• _DIRECTIONS FOR THIS TASK_
Tally every line of the listing below that holds "Achievement", then give the tally alone.

• _PROVIDED MATERIAL_
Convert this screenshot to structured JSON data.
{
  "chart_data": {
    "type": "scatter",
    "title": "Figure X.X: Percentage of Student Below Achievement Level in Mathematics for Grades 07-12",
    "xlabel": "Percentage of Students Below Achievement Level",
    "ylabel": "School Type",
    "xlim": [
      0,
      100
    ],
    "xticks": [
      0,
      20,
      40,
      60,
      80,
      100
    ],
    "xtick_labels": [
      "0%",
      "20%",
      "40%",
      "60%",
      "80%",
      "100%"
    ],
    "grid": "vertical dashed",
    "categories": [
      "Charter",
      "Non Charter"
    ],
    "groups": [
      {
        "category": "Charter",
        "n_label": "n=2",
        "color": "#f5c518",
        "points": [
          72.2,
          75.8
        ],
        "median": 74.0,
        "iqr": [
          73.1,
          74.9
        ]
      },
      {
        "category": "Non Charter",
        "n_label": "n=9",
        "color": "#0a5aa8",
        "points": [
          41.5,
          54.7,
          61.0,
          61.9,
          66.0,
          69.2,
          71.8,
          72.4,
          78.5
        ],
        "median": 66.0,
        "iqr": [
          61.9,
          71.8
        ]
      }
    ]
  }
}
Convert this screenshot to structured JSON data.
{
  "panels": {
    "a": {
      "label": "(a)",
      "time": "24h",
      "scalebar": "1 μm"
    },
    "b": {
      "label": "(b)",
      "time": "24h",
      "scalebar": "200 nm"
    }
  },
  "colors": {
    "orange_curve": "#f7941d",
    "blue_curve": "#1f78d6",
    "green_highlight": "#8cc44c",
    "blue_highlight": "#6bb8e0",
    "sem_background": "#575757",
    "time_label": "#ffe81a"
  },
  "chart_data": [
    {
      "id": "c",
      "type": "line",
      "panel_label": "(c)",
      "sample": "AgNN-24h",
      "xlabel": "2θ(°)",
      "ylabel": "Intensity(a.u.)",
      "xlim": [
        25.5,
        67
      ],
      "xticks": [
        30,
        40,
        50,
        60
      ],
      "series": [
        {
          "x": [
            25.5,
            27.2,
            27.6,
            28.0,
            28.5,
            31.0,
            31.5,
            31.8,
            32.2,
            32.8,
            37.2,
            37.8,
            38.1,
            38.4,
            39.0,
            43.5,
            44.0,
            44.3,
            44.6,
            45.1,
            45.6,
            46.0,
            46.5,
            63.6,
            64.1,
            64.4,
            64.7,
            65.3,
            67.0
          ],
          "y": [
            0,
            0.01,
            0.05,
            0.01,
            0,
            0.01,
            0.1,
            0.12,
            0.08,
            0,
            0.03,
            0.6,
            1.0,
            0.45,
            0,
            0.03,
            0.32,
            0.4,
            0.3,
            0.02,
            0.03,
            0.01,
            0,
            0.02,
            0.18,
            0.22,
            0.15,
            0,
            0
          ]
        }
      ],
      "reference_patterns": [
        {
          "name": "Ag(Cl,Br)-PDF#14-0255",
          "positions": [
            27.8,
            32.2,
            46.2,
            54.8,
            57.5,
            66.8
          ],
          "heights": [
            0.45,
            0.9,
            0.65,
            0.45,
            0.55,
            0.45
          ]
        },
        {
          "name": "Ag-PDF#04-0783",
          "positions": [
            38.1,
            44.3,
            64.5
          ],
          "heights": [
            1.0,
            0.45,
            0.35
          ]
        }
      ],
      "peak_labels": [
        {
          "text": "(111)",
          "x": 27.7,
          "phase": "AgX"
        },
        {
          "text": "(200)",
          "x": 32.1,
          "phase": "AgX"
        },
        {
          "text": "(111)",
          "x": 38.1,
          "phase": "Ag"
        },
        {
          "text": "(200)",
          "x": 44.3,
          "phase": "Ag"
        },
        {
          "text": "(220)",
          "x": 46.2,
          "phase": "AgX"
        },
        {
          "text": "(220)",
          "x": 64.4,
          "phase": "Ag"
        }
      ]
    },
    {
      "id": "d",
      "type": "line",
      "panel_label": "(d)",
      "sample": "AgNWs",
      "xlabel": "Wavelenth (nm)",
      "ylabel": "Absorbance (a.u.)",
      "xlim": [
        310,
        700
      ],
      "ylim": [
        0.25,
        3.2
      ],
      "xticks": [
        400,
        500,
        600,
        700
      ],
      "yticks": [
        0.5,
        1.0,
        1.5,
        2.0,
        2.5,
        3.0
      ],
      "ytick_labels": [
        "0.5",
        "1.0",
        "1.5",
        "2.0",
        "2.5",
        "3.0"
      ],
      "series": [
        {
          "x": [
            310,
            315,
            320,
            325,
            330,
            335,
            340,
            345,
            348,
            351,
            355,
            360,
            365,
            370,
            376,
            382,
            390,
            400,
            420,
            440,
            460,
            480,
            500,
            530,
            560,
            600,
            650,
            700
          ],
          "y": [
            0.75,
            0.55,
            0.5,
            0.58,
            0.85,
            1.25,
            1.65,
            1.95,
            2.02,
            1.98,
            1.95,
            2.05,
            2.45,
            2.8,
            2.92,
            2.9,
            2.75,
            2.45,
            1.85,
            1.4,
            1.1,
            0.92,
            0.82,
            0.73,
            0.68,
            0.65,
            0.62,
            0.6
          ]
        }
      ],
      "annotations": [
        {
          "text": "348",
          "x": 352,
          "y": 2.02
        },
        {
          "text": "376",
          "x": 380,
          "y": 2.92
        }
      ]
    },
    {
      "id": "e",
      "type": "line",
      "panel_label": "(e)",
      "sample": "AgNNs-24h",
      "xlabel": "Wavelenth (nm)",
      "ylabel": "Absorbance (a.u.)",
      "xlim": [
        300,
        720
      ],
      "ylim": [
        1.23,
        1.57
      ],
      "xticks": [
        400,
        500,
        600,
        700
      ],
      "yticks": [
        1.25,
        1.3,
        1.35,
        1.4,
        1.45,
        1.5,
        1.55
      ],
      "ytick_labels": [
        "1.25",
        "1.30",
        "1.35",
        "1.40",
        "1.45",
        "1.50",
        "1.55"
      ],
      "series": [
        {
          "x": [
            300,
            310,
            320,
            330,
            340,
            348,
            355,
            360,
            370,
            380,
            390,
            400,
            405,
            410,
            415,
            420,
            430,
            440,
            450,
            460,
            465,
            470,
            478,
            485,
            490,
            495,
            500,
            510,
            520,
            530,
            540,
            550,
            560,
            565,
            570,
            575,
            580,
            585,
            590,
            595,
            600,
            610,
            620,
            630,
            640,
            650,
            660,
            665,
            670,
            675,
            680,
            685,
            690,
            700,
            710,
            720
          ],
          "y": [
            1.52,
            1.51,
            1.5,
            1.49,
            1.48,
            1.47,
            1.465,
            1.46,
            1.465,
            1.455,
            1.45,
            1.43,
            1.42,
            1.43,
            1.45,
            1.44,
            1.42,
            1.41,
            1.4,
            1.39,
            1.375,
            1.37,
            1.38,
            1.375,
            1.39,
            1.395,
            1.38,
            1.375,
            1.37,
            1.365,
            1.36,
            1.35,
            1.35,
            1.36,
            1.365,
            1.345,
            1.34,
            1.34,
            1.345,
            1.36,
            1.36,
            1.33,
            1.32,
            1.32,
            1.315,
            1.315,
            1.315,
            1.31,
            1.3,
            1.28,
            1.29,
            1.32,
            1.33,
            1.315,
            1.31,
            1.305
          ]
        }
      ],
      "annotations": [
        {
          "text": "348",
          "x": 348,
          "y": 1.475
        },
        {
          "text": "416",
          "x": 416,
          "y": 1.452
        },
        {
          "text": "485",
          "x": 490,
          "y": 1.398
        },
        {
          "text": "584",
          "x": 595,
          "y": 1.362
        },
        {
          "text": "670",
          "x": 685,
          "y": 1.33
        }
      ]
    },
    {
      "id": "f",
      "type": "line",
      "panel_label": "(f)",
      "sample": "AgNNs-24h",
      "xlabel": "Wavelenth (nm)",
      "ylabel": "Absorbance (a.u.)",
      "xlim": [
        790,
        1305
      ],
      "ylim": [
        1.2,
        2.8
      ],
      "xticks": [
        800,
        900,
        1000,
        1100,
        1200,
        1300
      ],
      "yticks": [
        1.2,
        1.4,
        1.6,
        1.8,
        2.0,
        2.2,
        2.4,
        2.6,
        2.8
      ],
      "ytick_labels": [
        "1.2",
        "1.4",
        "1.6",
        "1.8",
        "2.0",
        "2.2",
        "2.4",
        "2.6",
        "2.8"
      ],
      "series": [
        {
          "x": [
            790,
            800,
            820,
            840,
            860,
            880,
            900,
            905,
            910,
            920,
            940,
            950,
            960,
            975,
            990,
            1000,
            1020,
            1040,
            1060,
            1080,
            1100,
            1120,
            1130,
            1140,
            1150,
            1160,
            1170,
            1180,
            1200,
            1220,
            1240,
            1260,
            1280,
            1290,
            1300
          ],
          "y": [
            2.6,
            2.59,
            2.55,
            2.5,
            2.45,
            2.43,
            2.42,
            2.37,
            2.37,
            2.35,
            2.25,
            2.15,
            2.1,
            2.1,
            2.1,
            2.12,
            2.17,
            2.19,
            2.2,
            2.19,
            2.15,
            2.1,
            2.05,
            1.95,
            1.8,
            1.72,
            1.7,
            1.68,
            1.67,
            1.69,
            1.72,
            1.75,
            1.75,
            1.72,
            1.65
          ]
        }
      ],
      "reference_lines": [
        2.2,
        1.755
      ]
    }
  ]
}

• _RESULT_
2